Go through the entries and count the lines with the string "checkbox" in them. Give only that number.

Dataset items:
------

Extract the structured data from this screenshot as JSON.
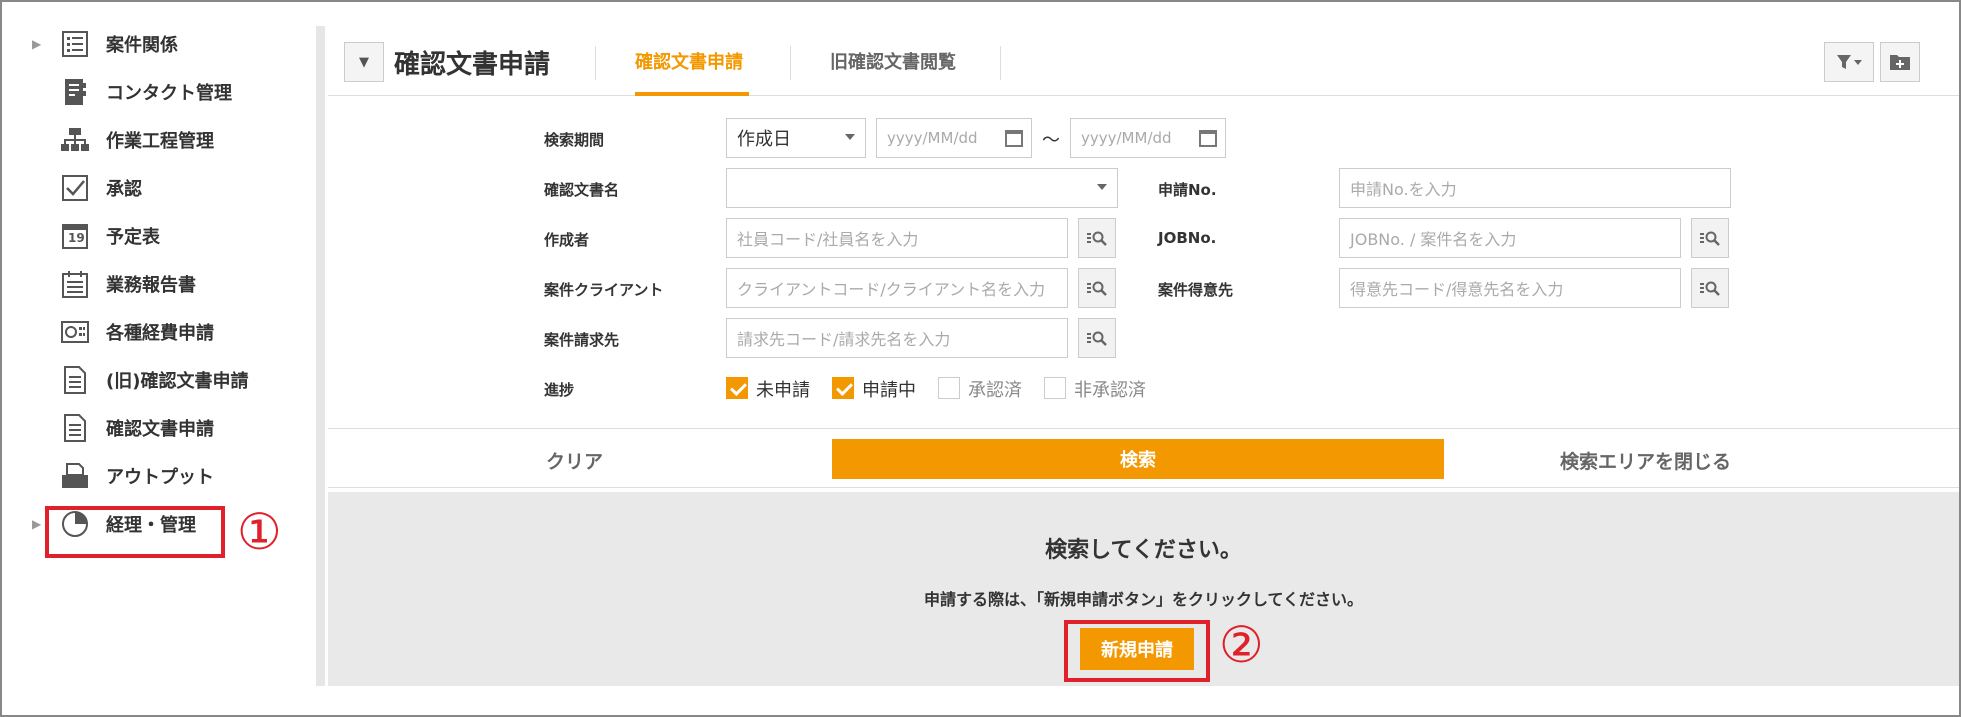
{
  "sidebar": {
    "items": [
      {
        "label": "案件関係",
        "icon": "list-icon",
        "expandable": true
      },
      {
        "label": "コンタクト管理",
        "icon": "contact-book-icon",
        "expandable": false
      },
      {
        "label": "作業工程管理",
        "icon": "org-chart-icon",
        "expandable": false
      },
      {
        "label": "承認",
        "icon": "checkbox-icon",
        "expandable": false
      },
      {
        "label": "予定表",
        "icon": "calendar-icon",
        "calendar_day": "19",
        "expandable": false
      },
      {
        "label": "業務報告書",
        "icon": "report-icon",
        "expandable": false
      },
      {
        "label": "各種経費申請",
        "icon": "expense-icon",
        "expandable": false
      },
      {
        "label": "(旧)確認文書申請",
        "icon": "document-icon",
        "expandable": false
      },
      {
        "label": "確認文書申請",
        "icon": "document-icon",
        "expandable": false,
        "highlighted": true
      },
      {
        "label": "アウトプット",
        "icon": "output-tray-icon",
        "expandable": false
      },
      {
        "label": "経理・管理",
        "icon": "pie-chart-icon",
        "expandable": true
      }
    ]
  },
  "annotations": {
    "marker1": "①",
    "marker2": "②",
    "color": "#e0202a"
  },
  "header": {
    "title": "確認文書申請",
    "tabs": [
      {
        "label": "確認文書申請",
        "active": true
      },
      {
        "label": "旧確認文書閲覧",
        "active": false
      }
    ]
  },
  "form": {
    "period_label": "検索期間",
    "period_select": "作成日",
    "date_from_placeholder": "yyyy/MM/dd",
    "date_to_placeholder": "yyyy/MM/dd",
    "range_sep": "～",
    "doc_name_label": "確認文書名",
    "doc_name_value": "",
    "apply_no_label": "申請No.",
    "apply_no_placeholder": "申請No.を入力",
    "creator_label": "作成者",
    "creator_placeholder": "社員コード/社員名を入力",
    "job_no_label": "JOBNo.",
    "job_no_placeholder": "JOBNo. / 案件名を入力",
    "client_label": "案件クライアント",
    "client_placeholder": "クライアントコード/クライアント名を入力",
    "customer_label": "案件得意先",
    "customer_placeholder": "得意先コード/得意先名を入力",
    "billing_label": "案件請求先",
    "billing_placeholder": "請求先コード/請求先名を入力",
    "progress_label": "進捗",
    "progress_options": [
      {
        "label": "未申請",
        "checked": true
      },
      {
        "label": "申請中",
        "checked": true
      },
      {
        "label": "承認済",
        "checked": false
      },
      {
        "label": "非承認済",
        "checked": false
      }
    ]
  },
  "actions": {
    "clear": "クリア",
    "search": "検索",
    "close_area": "検索エリアを閉じる"
  },
  "result": {
    "title": "検索してください。",
    "subtitle": "申請する際は、「新規申請ボタン」をクリックしてください。",
    "new_button": "新規申請"
  },
  "colors": {
    "accent": "#f39800",
    "annotation": "#e0202a"
  }
}
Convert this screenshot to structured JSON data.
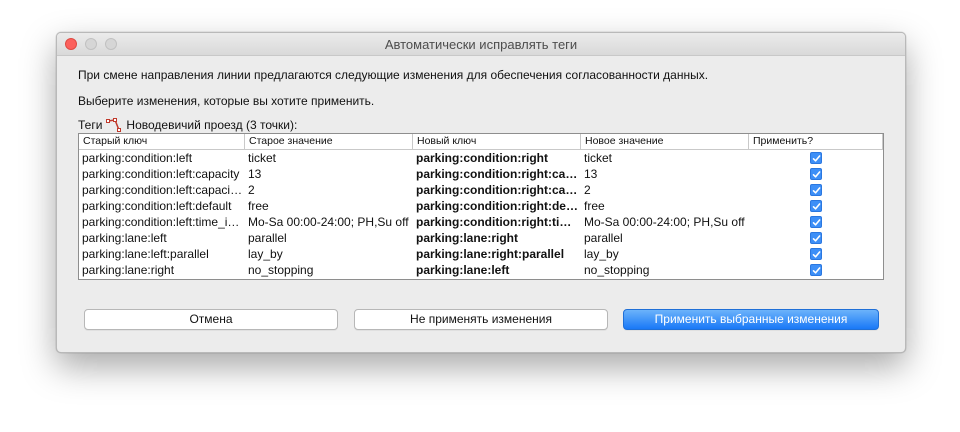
{
  "window": {
    "title": "Автоматически исправлять теги"
  },
  "message": {
    "line1": "При смене направления линии предлагаются следующие изменения для обеспечения согласованности данных.",
    "line2": "Выберите изменения, которые вы хотите применить."
  },
  "tags_header": {
    "prefix": "Теги",
    "object": "Новодевичий проезд (3 точки):",
    "icon": "way-icon"
  },
  "table": {
    "columns": [
      "Старый ключ",
      "Старое значение",
      "Новый ключ",
      "Новое значение",
      "Применить?"
    ],
    "rows": [
      {
        "old_key": "parking:condition:left",
        "old_value": "ticket",
        "new_key": "parking:condition:right",
        "new_value": "ticket",
        "apply": true
      },
      {
        "old_key": "parking:condition:left:capacity",
        "old_value": "13",
        "new_key": "parking:condition:right:capacity",
        "new_value": "13",
        "apply": true
      },
      {
        "old_key": "parking:condition:left:capacity:disabled",
        "old_value": "2",
        "new_key": "parking:condition:right:capacity:disabled",
        "new_value": "2",
        "apply": true
      },
      {
        "old_key": "parking:condition:left:default",
        "old_value": "free",
        "new_key": "parking:condition:right:default",
        "new_value": "free",
        "apply": true
      },
      {
        "old_key": "parking:condition:left:time_interval",
        "old_value": "Mo-Sa 00:00-24:00; PH,Su off",
        "new_key": "parking:condition:right:time_interval",
        "new_value": "Mo-Sa 00:00-24:00; PH,Su off",
        "apply": true
      },
      {
        "old_key": "parking:lane:left",
        "old_value": "parallel",
        "new_key": "parking:lane:right",
        "new_value": "parallel",
        "apply": true
      },
      {
        "old_key": "parking:lane:left:parallel",
        "old_value": "lay_by",
        "new_key": "parking:lane:right:parallel",
        "new_value": "lay_by",
        "apply": true
      },
      {
        "old_key": "parking:lane:right",
        "old_value": "no_stopping",
        "new_key": "parking:lane:left",
        "new_value": "no_stopping",
        "apply": true
      }
    ]
  },
  "buttons": {
    "cancel": "Отмена",
    "dont_apply": "Не применять изменения",
    "apply": "Применить выбранные изменения"
  },
  "colors": {
    "accent": "#1978f7",
    "checkbox": "#3d8ff7",
    "close": "#fc605c"
  }
}
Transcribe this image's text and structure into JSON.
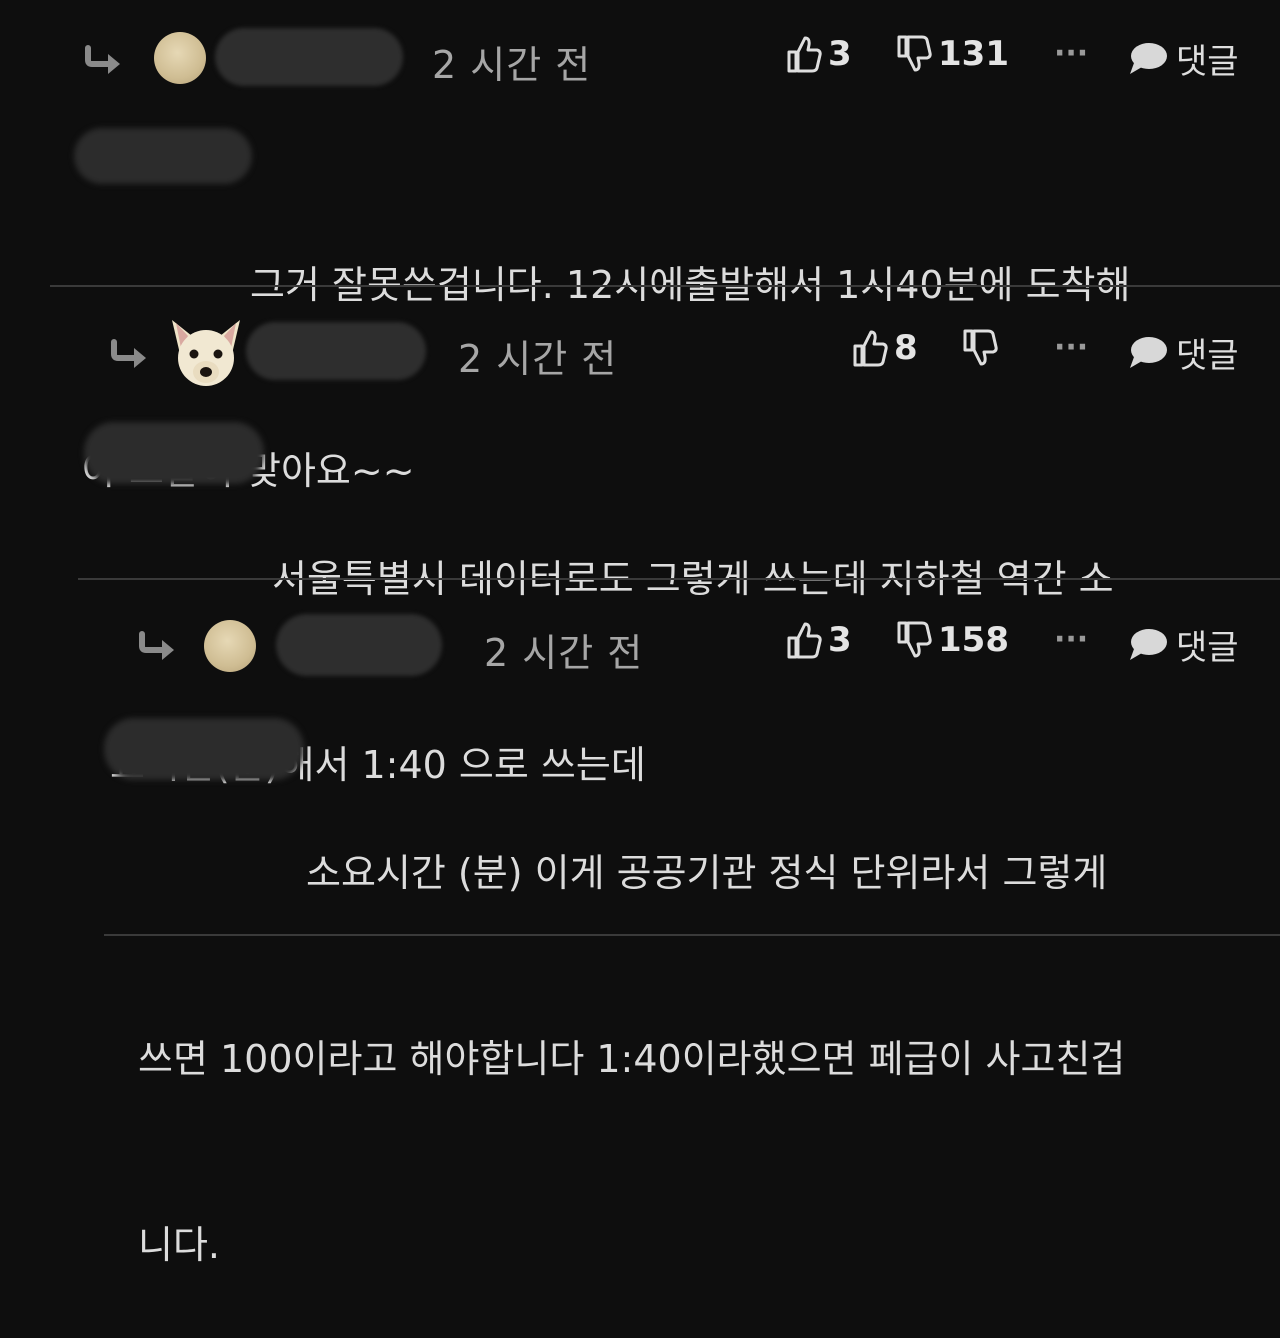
{
  "comments": [
    {
      "time": "2 시간 전",
      "likes": "3",
      "dislikes": "131",
      "more": "···",
      "reply_label": "댓글",
      "text_line1": "그거 잘못쓴겁니다. 12시에출발해서 1시40분에 도착해",
      "text_line2": "야 그말이 맞아요~~"
    },
    {
      "time": "2 시간 전",
      "likes": "8",
      "dislikes": "",
      "more": "···",
      "reply_label": "댓글",
      "text_line1": "서울특별시 데이터로도 그렇게 쓰는데 지하철 역간 소",
      "text_line2": "요시간(분)해서 1:40 으로 쓰는데"
    },
    {
      "time": "2 시간 전",
      "likes": "3",
      "dislikes": "158",
      "more": "···",
      "reply_label": "댓글",
      "text_line1": "소요시간 (분) 이게 공공기관 정식 단위라서 그렇게",
      "text_line2": "쓰면 100이라고 해야합니다 1:40이라했으면 페급이 사고친겁",
      "text_line3": "니다."
    }
  ],
  "icons": {
    "reply_arrow": "reply-arrow-icon",
    "thumbs_up": "thumbs-up-icon",
    "thumbs_down": "thumbs-down-icon",
    "more": "more-icon",
    "comment": "comment-bubble-icon"
  },
  "colors": {
    "background": "#0e0e0e",
    "text": "#dcdcdc",
    "muted": "#a6a6a6",
    "divider": "#3a3a3a"
  }
}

------

**ANSWER TO THE PROBLEM:** 2